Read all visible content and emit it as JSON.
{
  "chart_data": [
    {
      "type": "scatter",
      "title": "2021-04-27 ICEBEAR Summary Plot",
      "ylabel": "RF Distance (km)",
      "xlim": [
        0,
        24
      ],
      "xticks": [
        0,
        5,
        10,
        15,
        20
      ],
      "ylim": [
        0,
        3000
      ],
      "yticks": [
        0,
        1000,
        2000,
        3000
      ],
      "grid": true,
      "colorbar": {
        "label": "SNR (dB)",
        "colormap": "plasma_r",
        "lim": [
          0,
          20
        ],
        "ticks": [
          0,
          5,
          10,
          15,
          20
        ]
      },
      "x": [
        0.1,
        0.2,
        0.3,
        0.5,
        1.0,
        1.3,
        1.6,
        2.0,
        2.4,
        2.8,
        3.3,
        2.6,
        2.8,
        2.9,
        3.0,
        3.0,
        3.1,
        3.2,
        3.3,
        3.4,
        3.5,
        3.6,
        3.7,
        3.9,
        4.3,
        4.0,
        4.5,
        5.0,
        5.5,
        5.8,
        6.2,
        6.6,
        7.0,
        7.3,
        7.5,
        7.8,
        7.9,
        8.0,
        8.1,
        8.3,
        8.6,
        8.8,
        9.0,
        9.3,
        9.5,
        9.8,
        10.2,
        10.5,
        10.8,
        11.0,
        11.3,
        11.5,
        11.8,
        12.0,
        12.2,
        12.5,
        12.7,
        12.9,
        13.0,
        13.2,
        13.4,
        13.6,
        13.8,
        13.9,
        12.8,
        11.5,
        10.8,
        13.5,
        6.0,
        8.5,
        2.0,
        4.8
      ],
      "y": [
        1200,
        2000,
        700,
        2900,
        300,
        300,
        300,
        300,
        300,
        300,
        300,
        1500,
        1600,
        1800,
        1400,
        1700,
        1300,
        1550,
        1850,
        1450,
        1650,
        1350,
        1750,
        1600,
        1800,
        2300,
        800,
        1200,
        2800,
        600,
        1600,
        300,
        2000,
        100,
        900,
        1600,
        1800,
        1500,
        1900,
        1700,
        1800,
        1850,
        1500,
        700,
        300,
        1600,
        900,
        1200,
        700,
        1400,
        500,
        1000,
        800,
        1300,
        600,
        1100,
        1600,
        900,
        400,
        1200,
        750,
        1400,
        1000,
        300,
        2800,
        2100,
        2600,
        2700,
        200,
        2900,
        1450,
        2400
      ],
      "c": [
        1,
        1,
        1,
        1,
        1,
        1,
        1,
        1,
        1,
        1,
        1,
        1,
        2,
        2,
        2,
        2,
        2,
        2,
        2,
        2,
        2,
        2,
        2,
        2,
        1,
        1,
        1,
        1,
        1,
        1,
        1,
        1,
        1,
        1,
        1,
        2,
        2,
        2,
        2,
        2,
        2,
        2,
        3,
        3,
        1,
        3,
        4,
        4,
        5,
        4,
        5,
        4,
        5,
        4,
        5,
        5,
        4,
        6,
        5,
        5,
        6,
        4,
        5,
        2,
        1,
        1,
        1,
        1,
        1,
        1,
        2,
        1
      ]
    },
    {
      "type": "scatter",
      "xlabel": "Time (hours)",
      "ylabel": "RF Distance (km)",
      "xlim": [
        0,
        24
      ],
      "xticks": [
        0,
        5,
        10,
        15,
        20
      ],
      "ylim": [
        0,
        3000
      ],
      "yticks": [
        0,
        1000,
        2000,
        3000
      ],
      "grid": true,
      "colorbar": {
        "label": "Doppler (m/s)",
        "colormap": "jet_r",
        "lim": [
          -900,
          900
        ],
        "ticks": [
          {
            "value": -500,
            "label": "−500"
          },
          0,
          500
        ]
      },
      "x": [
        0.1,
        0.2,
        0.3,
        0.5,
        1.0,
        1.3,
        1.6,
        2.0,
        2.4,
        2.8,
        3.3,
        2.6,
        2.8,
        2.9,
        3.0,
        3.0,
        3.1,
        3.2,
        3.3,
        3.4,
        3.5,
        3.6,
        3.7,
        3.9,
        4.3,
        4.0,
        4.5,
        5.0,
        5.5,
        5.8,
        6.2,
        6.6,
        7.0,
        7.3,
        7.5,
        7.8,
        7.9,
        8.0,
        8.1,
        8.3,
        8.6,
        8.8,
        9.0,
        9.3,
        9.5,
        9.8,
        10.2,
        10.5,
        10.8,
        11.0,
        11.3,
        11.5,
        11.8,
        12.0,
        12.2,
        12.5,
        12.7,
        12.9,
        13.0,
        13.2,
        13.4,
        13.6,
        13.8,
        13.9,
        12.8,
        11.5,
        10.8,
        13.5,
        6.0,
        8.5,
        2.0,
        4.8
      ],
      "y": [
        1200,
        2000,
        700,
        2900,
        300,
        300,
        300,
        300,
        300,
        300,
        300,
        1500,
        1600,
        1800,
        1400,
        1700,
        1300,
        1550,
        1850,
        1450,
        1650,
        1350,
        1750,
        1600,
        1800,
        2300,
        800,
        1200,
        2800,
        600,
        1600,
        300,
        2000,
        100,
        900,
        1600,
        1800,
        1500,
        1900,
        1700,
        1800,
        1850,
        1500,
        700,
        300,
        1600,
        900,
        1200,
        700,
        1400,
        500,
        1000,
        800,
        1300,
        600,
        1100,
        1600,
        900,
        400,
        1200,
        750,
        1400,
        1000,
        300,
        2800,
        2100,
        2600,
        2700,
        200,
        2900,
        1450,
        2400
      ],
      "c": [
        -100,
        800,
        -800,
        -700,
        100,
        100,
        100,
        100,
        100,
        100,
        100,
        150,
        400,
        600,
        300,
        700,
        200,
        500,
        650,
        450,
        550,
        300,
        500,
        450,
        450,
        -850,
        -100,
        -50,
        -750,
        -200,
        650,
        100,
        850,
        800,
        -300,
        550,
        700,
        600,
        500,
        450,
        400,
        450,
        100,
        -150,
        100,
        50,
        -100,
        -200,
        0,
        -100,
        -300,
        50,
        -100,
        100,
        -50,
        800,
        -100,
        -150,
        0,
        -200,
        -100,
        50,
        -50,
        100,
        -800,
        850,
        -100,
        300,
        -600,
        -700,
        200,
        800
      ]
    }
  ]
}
┄┄┄┄┄┄
Aim — The listing above should be transcribed in full, exactly as written.

Answer for this exercise —
Read all visible content and emit it as JSON.
{
  "chart_data": [
    {
      "type": "scatter",
      "title": "2021-04-27 ICEBEAR Summary Plot",
      "ylabel": "RF Distance (km)",
      "xlim": [
        0,
        24
      ],
      "xticks": [
        0,
        5,
        10,
        15,
        20
      ],
      "ylim": [
        0,
        3000
      ],
      "yticks": [
        0,
        1000,
        2000,
        3000
      ],
      "grid": true,
      "colorbar": {
        "label": "SNR (dB)",
        "colormap": "plasma_r",
        "lim": [
          0,
          20
        ],
        "ticks": [
          0,
          5,
          10,
          15,
          20
        ]
      },
      "x": [
        0.1,
        0.2,
        0.3,
        0.5,
        1.0,
        1.3,
        1.6,
        2.0,
        2.4,
        2.8,
        3.3,
        2.6,
        2.8,
        2.9,
        3.0,
        3.0,
        3.1,
        3.2,
        3.3,
        3.4,
        3.5,
        3.6,
        3.7,
        3.9,
        4.3,
        4.0,
        4.5,
        5.0,
        5.5,
        5.8,
        6.2,
        6.6,
        7.0,
        7.3,
        7.5,
        7.8,
        7.9,
        8.0,
        8.1,
        8.3,
        8.6,
        8.8,
        9.0,
        9.3,
        9.5,
        9.8,
        10.2,
        10.5,
        10.8,
        11.0,
        11.3,
        11.5,
        11.8,
        12.0,
        12.2,
        12.5,
        12.7,
        12.9,
        13.0,
        13.2,
        13.4,
        13.6,
        13.8,
        13.9,
        12.8,
        11.5,
        10.8,
        13.5,
        6.0,
        8.5,
        2.0,
        4.8
      ],
      "y": [
        1200,
        2000,
        700,
        2900,
        300,
        300,
        300,
        300,
        300,
        300,
        300,
        1500,
        1600,
        1800,
        1400,
        1700,
        1300,
        1550,
        1850,
        1450,
        1650,
        1350,
        1750,
        1600,
        1800,
        2300,
        800,
        1200,
        2800,
        600,
        1600,
        300,
        2000,
        100,
        900,
        1600,
        1800,
        1500,
        1900,
        1700,
        1800,
        1850,
        1500,
        700,
        300,
        1600,
        900,
        1200,
        700,
        1400,
        500,
        1000,
        800,
        1300,
        600,
        1100,
        1600,
        900,
        400,
        1200,
        750,
        1400,
        1000,
        300,
        2800,
        2100,
        2600,
        2700,
        200,
        2900,
        1450,
        2400
      ],
      "c": [
        1,
        1,
        1,
        1,
        1,
        1,
        1,
        1,
        1,
        1,
        1,
        1,
        2,
        2,
        2,
        2,
        2,
        2,
        2,
        2,
        2,
        2,
        2,
        2,
        1,
        1,
        1,
        1,
        1,
        1,
        1,
        1,
        1,
        1,
        1,
        2,
        2,
        2,
        2,
        2,
        2,
        2,
        3,
        3,
        1,
        3,
        4,
        4,
        5,
        4,
        5,
        4,
        5,
        4,
        5,
        5,
        4,
        6,
        5,
        5,
        6,
        4,
        5,
        2,
        1,
        1,
        1,
        1,
        1,
        1,
        2,
        1
      ]
    },
    {
      "type": "scatter",
      "xlabel": "Time (hours)",
      "ylabel": "RF Distance (km)",
      "xlim": [
        0,
        24
      ],
      "xticks": [
        0,
        5,
        10,
        15,
        20
      ],
      "ylim": [
        0,
        3000
      ],
      "yticks": [
        0,
        1000,
        2000,
        3000
      ],
      "grid": true,
      "colorbar": {
        "label": "Doppler (m/s)",
        "colormap": "jet_r",
        "lim": [
          -900,
          900
        ],
        "ticks": [
          {
            "value": -500,
            "label": "−500"
          },
          0,
          500
        ]
      },
      "x": [
        0.1,
        0.2,
        0.3,
        0.5,
        1.0,
        1.3,
        1.6,
        2.0,
        2.4,
        2.8,
        3.3,
        2.6,
        2.8,
        2.9,
        3.0,
        3.0,
        3.1,
        3.2,
        3.3,
        3.4,
        3.5,
        3.6,
        3.7,
        3.9,
        4.3,
        4.0,
        4.5,
        5.0,
        5.5,
        5.8,
        6.2,
        6.6,
        7.0,
        7.3,
        7.5,
        7.8,
        7.9,
        8.0,
        8.1,
        8.3,
        8.6,
        8.8,
        9.0,
        9.3,
        9.5,
        9.8,
        10.2,
        10.5,
        10.8,
        11.0,
        11.3,
        11.5,
        11.8,
        12.0,
        12.2,
        12.5,
        12.7,
        12.9,
        13.0,
        13.2,
        13.4,
        13.6,
        13.8,
        13.9,
        12.8,
        11.5,
        10.8,
        13.5,
        6.0,
        8.5,
        2.0,
        4.8
      ],
      "y": [
        1200,
        2000,
        700,
        2900,
        300,
        300,
        300,
        300,
        300,
        300,
        300,
        1500,
        1600,
        1800,
        1400,
        1700,
        1300,
        1550,
        1850,
        1450,
        1650,
        1350,
        1750,
        1600,
        1800,
        2300,
        800,
        1200,
        2800,
        600,
        1600,
        300,
        2000,
        100,
        900,
        1600,
        1800,
        1500,
        1900,
        1700,
        1800,
        1850,
        1500,
        700,
        300,
        1600,
        900,
        1200,
        700,
        1400,
        500,
        1000,
        800,
        1300,
        600,
        1100,
        1600,
        900,
        400,
        1200,
        750,
        1400,
        1000,
        300,
        2800,
        2100,
        2600,
        2700,
        200,
        2900,
        1450,
        2400
      ],
      "c": [
        -100,
        800,
        -800,
        -700,
        100,
        100,
        100,
        100,
        100,
        100,
        100,
        150,
        400,
        600,
        300,
        700,
        200,
        500,
        650,
        450,
        550,
        300,
        500,
        450,
        450,
        -850,
        -100,
        -50,
        -750,
        -200,
        650,
        100,
        850,
        800,
        -300,
        550,
        700,
        600,
        500,
        450,
        400,
        450,
        100,
        -150,
        100,
        50,
        -100,
        -200,
        0,
        -100,
        -300,
        50,
        -100,
        100,
        -50,
        800,
        -100,
        -150,
        0,
        -200,
        -100,
        50,
        -50,
        100,
        -800,
        850,
        -100,
        300,
        -600,
        -700,
        200,
        800
      ]
    }
  ]
}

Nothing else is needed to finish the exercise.